Records provided:
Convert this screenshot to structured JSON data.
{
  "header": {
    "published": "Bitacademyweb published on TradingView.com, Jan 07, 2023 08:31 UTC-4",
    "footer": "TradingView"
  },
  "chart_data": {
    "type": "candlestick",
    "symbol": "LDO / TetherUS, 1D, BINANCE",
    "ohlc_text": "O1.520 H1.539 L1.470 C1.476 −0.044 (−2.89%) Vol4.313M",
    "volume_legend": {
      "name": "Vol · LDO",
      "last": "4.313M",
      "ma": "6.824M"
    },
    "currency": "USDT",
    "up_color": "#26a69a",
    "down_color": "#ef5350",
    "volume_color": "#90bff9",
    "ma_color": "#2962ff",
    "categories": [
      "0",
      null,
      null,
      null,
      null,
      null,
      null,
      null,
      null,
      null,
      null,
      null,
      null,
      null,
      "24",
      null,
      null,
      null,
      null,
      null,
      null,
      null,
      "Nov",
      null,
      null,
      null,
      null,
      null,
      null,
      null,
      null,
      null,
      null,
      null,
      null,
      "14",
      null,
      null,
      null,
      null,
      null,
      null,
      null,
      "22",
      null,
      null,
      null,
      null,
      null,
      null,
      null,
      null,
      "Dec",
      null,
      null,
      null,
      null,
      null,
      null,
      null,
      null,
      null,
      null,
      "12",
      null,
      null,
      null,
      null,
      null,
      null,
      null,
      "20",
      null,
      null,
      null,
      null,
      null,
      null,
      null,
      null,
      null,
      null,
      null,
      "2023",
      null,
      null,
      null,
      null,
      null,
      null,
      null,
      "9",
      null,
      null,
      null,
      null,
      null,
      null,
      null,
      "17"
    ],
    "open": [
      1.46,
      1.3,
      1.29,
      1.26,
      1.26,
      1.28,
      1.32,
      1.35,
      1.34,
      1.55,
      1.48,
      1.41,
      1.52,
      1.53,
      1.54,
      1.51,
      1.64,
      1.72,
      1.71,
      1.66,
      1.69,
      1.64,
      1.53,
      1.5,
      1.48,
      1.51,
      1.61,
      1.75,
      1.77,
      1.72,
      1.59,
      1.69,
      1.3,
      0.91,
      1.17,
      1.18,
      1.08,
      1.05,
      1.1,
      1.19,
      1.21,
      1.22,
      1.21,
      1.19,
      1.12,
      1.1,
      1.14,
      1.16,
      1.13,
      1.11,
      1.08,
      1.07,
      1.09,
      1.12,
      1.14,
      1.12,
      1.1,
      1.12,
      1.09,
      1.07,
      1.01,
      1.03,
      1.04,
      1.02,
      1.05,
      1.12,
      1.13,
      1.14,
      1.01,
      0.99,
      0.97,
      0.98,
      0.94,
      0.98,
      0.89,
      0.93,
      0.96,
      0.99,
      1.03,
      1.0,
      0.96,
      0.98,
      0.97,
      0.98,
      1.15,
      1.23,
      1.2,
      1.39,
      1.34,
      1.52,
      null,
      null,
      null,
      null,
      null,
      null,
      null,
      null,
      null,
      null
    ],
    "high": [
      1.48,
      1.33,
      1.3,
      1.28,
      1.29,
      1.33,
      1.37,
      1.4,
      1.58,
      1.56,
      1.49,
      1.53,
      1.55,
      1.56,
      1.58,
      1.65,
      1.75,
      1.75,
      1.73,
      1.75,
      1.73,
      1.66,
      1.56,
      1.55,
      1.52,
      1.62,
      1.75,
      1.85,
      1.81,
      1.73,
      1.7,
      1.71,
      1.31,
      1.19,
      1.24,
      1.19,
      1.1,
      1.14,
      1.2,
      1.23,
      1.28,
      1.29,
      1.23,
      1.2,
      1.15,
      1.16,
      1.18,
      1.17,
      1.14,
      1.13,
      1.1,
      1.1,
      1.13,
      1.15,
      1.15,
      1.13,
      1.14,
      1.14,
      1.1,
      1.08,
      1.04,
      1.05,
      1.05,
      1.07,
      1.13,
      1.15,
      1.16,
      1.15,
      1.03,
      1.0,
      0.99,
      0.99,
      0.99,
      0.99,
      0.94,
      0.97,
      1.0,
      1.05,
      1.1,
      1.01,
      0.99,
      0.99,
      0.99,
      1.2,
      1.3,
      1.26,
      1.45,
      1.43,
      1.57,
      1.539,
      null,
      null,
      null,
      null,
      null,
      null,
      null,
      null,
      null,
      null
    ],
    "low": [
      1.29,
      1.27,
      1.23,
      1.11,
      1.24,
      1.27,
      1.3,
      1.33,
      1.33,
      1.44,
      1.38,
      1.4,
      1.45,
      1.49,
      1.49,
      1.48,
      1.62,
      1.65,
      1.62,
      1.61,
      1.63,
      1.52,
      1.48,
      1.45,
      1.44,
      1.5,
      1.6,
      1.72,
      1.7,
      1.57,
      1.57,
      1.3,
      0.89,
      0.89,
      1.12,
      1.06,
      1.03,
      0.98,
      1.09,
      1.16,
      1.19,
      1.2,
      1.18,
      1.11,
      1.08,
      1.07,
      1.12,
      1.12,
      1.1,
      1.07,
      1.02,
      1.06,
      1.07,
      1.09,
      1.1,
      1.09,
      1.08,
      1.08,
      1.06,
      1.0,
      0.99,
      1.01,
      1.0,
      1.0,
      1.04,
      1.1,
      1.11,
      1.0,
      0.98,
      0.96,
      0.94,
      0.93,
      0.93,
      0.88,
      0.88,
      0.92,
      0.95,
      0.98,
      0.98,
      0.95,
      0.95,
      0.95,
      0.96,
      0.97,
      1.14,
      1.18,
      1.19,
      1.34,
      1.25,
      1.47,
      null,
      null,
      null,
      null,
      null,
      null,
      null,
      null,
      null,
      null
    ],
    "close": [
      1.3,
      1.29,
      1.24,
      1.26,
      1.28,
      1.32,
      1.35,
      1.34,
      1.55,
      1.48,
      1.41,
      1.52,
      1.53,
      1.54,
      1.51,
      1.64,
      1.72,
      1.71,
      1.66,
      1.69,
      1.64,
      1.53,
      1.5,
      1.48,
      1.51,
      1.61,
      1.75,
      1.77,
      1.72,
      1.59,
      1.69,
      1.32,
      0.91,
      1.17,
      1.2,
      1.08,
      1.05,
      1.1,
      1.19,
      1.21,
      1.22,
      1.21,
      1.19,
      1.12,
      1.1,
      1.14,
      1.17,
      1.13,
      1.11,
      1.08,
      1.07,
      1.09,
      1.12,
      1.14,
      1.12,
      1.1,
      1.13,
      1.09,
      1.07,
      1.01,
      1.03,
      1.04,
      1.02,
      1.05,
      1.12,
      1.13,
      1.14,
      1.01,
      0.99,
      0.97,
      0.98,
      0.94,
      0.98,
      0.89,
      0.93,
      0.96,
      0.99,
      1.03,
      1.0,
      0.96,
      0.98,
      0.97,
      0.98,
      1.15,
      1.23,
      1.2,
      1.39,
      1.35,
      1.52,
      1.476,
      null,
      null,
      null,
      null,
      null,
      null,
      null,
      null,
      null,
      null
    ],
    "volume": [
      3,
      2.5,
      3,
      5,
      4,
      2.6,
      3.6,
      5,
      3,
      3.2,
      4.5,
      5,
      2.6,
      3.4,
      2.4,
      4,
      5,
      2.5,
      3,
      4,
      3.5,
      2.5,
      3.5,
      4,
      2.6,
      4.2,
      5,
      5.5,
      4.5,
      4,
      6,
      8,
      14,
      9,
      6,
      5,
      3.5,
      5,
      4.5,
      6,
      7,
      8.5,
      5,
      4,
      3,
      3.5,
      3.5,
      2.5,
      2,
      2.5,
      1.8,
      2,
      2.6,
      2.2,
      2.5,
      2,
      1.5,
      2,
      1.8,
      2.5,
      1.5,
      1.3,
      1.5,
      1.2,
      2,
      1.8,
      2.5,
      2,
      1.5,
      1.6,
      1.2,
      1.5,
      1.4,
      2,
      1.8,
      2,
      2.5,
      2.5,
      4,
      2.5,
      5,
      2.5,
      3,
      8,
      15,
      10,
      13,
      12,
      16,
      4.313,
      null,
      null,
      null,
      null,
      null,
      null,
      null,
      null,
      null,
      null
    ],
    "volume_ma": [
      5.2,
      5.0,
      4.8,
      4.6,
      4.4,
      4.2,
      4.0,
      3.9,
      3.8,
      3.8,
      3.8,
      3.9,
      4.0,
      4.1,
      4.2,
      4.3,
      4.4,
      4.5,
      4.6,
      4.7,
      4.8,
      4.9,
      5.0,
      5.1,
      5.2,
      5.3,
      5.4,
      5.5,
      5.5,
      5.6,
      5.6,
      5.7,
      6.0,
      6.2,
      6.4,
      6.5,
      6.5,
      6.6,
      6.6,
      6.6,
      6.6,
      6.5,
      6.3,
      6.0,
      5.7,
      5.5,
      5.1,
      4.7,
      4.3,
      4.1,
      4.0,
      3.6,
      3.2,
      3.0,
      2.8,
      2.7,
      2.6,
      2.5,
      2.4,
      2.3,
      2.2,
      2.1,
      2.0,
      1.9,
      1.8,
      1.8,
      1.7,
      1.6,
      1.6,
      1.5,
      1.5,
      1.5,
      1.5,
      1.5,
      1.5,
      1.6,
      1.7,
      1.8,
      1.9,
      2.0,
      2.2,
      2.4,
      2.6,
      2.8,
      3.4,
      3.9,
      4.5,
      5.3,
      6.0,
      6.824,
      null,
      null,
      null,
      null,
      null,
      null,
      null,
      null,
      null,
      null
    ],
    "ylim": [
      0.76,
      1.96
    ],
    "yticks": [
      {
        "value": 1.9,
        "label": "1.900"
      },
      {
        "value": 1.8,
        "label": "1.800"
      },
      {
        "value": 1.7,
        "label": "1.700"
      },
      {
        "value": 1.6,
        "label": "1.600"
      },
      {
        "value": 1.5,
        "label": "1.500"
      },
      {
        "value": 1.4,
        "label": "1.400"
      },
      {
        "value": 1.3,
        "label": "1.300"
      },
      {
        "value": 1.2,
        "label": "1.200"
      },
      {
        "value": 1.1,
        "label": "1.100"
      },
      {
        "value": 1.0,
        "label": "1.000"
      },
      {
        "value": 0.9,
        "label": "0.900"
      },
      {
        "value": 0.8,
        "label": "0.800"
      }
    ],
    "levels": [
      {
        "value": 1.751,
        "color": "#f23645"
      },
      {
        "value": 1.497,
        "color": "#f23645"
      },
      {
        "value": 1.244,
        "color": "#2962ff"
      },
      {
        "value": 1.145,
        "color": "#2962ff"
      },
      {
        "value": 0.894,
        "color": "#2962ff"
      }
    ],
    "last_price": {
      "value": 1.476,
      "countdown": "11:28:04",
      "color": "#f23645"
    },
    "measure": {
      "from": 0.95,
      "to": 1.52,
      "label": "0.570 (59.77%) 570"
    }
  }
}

Task to complete: Extract, from the material above, each line holding the word "TradingView".

The result:
    "published": "Bitacademyweb published on TradingView.com, Jan 07, 2023 08:31 UTC-4",
    "footer": "TradingView"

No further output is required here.